DIRECTIONS FOR THIS TASK:
Please restate the following records word for word.
=====
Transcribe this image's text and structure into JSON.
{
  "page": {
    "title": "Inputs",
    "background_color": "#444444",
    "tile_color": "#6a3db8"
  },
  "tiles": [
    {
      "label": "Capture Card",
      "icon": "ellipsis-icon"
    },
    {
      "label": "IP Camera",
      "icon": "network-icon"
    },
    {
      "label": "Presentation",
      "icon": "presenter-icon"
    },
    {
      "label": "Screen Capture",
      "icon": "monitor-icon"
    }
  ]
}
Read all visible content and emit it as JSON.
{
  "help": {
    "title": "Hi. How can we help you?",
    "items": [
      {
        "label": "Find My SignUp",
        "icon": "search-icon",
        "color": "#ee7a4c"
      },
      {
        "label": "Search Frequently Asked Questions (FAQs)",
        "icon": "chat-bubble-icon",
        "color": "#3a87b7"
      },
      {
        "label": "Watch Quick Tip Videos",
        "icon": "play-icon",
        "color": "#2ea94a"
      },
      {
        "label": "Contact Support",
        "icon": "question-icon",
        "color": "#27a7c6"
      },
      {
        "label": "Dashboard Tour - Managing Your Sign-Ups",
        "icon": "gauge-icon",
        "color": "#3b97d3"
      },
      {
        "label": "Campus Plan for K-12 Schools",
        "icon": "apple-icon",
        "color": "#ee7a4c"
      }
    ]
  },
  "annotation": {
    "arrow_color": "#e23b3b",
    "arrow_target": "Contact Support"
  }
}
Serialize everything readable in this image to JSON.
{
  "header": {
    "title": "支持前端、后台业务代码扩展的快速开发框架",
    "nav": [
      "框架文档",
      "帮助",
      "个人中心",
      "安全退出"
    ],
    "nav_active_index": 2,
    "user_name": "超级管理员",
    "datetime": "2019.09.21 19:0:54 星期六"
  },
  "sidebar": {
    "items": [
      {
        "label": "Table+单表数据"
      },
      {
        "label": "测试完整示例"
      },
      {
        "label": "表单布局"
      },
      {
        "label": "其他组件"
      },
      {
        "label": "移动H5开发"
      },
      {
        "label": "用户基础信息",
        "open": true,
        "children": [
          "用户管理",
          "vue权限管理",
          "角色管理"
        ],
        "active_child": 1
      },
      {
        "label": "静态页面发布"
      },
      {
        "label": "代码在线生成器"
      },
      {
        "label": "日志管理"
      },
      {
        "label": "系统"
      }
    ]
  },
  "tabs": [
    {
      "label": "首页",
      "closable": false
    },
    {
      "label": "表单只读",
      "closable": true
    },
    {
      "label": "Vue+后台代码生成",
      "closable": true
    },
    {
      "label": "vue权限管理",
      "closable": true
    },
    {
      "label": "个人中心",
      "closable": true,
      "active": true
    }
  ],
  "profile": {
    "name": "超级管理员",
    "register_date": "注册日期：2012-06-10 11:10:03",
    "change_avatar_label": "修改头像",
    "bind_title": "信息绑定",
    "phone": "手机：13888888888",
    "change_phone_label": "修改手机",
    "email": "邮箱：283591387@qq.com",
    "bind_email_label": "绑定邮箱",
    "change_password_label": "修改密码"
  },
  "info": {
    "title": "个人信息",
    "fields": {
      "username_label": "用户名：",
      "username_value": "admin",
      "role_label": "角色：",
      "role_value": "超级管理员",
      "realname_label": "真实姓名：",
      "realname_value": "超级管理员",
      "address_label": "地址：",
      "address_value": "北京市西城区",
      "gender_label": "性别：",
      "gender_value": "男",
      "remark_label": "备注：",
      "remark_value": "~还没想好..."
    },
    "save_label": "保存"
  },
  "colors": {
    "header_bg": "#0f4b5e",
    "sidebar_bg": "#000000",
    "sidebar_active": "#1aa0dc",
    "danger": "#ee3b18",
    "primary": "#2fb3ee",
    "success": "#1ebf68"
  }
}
=====
EXERCISE RESULT:
Transcribe this image's text and structure into JSON.
{
  "page": {
    "title": "Inputs",
    "background_color": "#444444",
    "tile_color": "#6a3db8"
  },
  "tiles": [
    {
      "label": "Capture Card",
      "icon": "ellipsis-icon"
    },
    {
      "label": "IP Camera",
      "icon": "network-icon"
    },
    {
      "label": "Presentation",
      "icon": "presenter-icon"
    },
    {
      "label": "Screen Capture",
      "icon": "monitor-icon"
    }
  ]
}
Read all visible content and emit it as JSON.
{
  "help": {
    "title": "Hi. How can we help you?",
    "items": [
      {
        "label": "Find My SignUp",
        "icon": "search-icon",
        "color": "#ee7a4c"
      },
      {
        "label": "Search Frequently Asked Questions (FAQs)",
        "icon": "chat-bubble-icon",
        "color": "#3a87b7"
      },
      {
        "label": "Watch Quick Tip Videos",
        "icon": "play-icon",
        "color": "#2ea94a"
      },
      {
        "label": "Contact Support",
        "icon": "question-icon",
        "color": "#27a7c6"
      },
      {
        "label": "Dashboard Tour - Managing Your Sign-Ups",
        "icon": "gauge-icon",
        "color": "#3b97d3"
      },
      {
        "label": "Campus Plan for K-12 Schools",
        "icon": "apple-icon",
        "color": "#ee7a4c"
      }
    ]
  },
  "annotation": {
    "arrow_color": "#e23b3b",
    "arrow_target": "Contact Support"
  }
}
Serialize everything readable in this image to JSON.
{
  "header": {
    "title": "支持前端、后台业务代码扩展的快速开发框架",
    "nav": [
      "框架文档",
      "帮助",
      "个人中心",
      "安全退出"
    ],
    "nav_active_index": 2,
    "user_name": "超级管理员",
    "datetime": "2019.09.21 19:0:54 星期六"
  },
  "sidebar": {
    "items": [
      {
        "label": "Table+单表数据"
      },
      {
        "label": "测试完整示例"
      },
      {
        "label": "表单布局"
      },
      {
        "label": "其他组件"
      },
      {
        "label": "移动H5开发"
      },
      {
        "label": "用户基础信息",
        "open": true,
        "children": [
          "用户管理",
          "vue权限管理",
          "角色管理"
        ],
        "active_child": 1
      },
      {
        "label": "静态页面发布"
      },
      {
        "label": "代码在线生成器"
      },
      {
        "label": "日志管理"
      },
      {
        "label": "系统"
      }
    ]
  },
  "tabs": [
    {
      "label": "首页",
      "closable": false
    },
    {
      "label": "表单只读",
      "closable": true
    },
    {
      "label": "Vue+后台代码生成",
      "closable": true
    },
    {
      "label": "vue权限管理",
      "closable": true
    },
    {
      "label": "个人中心",
      "closable": true,
      "active": true
    }
  ],
  "profile": {
    "name": "超级管理员",
    "register_date": "注册日期：2012-06-10 11:10:03",
    "change_avatar_label": "修改头像",
    "bind_title": "信息绑定",
    "phone": "手机：13888888888",
    "change_phone_label": "修改手机",
    "email": "邮箱：283591387@qq.com",
    "bind_email_label": "绑定邮箱",
    "change_password_label": "修改密码"
  },
  "info": {
    "title": "个人信息",
    "fields": {
      "username_label": "用户名：",
      "username_value": "admin",
      "role_label": "角色：",
      "role_value": "超级管理员",
      "realname_label": "真实姓名：",
      "realname_value": "超级管理员",
      "address_label": "地址：",
      "address_value": "北京市西城区",
      "gender_label": "性别：",
      "gender_value": "男",
      "remark_label": "备注：",
      "remark_value": "~还没想好..."
    },
    "save_label": "保存"
  },
  "colors": {
    "header_bg": "#0f4b5e",
    "sidebar_bg": "#000000",
    "sidebar_active": "#1aa0dc",
    "danger": "#ee3b18",
    "primary": "#2fb3ee",
    "success": "#1ebf68"
  }
}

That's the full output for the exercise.